● Description of the task
Without the pictures, set down every line of the data exactly.
== Information shown ==
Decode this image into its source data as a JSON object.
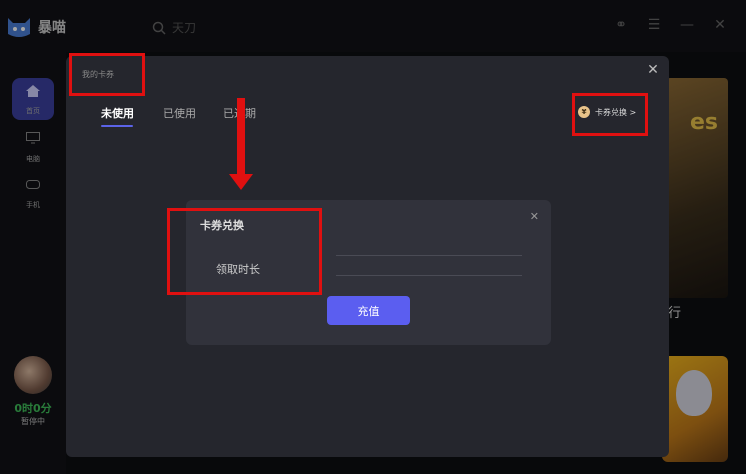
{
  "app": {
    "name": "暴喵",
    "search_placeholder": "天刀"
  },
  "sidebar": {
    "items": [
      {
        "label": "首页"
      },
      {
        "label": "电脑"
      },
      {
        "label": "手机"
      }
    ],
    "user": {
      "time": "0时0分",
      "status": "暂停中"
    }
  },
  "background": {
    "row_label": "行",
    "card_title": "es"
  },
  "coupon_dialog": {
    "title": "我的卡券",
    "tabs": [
      {
        "label": "未使用"
      },
      {
        "label": "已使用"
      },
      {
        "label": "已过期"
      }
    ],
    "redeem_link": "卡券兑换 >"
  },
  "redeem_dialog": {
    "title": "卡券兑换",
    "field_label": "领取时长",
    "button": "充值"
  },
  "colors": {
    "accent": "#5b5ef0",
    "annotation": "#e01010",
    "timer": "#3fbf5a"
  }
}
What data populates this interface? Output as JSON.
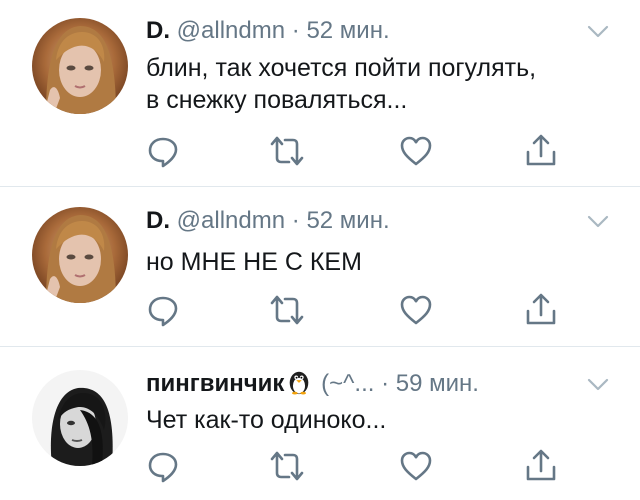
{
  "colors": {
    "text": "#14171a",
    "secondary": "#657786",
    "icon": "#657786",
    "divider": "#e1e8ed",
    "background": "#ffffff"
  },
  "tweets": [
    {
      "name": "D.",
      "handle": "@allndmn",
      "dot": "·",
      "time": "52 мин.",
      "text": "блин, так хочется пойти погулять,\nв снежку поваляться...",
      "avatar_icon": "avatar-girl-light-hair"
    },
    {
      "name": "D.",
      "handle": "@allndmn",
      "dot": "·",
      "time": "52 мин.",
      "text": "но МНЕ НЕ С КЕМ",
      "avatar_icon": "avatar-girl-light-hair"
    },
    {
      "name": "пингвинчик",
      "emoji": "penguin-emoji",
      "handle": "(~^...",
      "dot": "·",
      "time": "59 мин.",
      "text": "Чет как-то одиноко...",
      "avatar_icon": "avatar-girl-bw"
    }
  ],
  "action_icons": [
    "reply-icon",
    "retweet-icon",
    "like-icon",
    "share-icon"
  ],
  "menu_icon": "chevron-down-icon"
}
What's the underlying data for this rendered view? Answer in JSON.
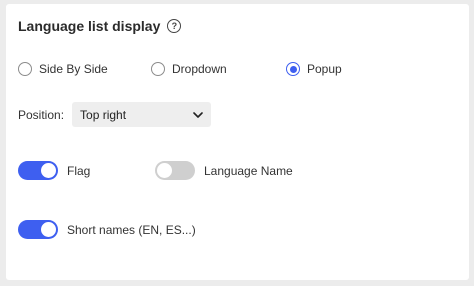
===
● Problem solution
Decode this image into its source data as a JSON object.
{
  "app": {
    "name": "暴喵",
    "search_placeholder": "天刀"
  },
  "sidebar": {
    "items": [
      {
        "label": "首页"
      },
      {
        "label": "电脑"
      },
      {
        "label": "手机"
      }
    ],
    "user": {
      "time": "0时0分",
      "status": "暂停中"
    }
  },
  "background": {
    "row_label": "行",
    "card_title": "es"
  },
  "coupon_dialog": {
    "title": "我的卡券",
    "tabs": [
      {
        "label": "未使用"
      },
      {
        "label": "已使用"
      },
      {
        "label": "已过期"
      }
    ],
    "redeem_link": "卡券兑换 >"
  },
  "redeem_dialog": {
    "title": "卡券兑换",
    "field_label": "领取时长",
    "button": "充值"
  },
  "colors": {
    "accent": "#5b5ef0",
    "annotation": "#e01010",
    "timer": "#3fbf5a"
  }
}
What data populates this interface? Output as JSON.
{
  "colors": {
    "text": "#14171a",
    "secondary": "#657786",
    "icon": "#657786",
    "divider": "#e1e8ed",
    "background": "#ffffff"
  },
  "tweets": [
    {
      "name": "D.",
      "handle": "@allndmn",
      "dot": "·",
      "time": "52 мин.",
      "text": "блин, так хочется пойти погулять,\nв снежку поваляться...",
      "avatar_icon": "avatar-girl-light-hair"
    },
    {
      "name": "D.",
      "handle": "@allndmn",
      "dot": "·",
      "time": "52 мин.",
      "text": "но МНЕ НЕ С КЕМ",
      "avatar_icon": "avatar-girl-light-hair"
    },
    {
      "name": "пингвинчик",
      "emoji": "penguin-emoji",
      "handle": "(~^...",
      "dot": "·",
      "time": "59 мин.",
      "text": "Чет как-то одиноко...",
      "avatar_icon": "avatar-girl-bw"
    }
  ],
  "action_icons": [
    "reply-icon",
    "retweet-icon",
    "like-icon",
    "share-icon"
  ],
  "menu_icon": "chevron-down-icon"
}
What's the underlying data for this rendered view? Answer in JSON.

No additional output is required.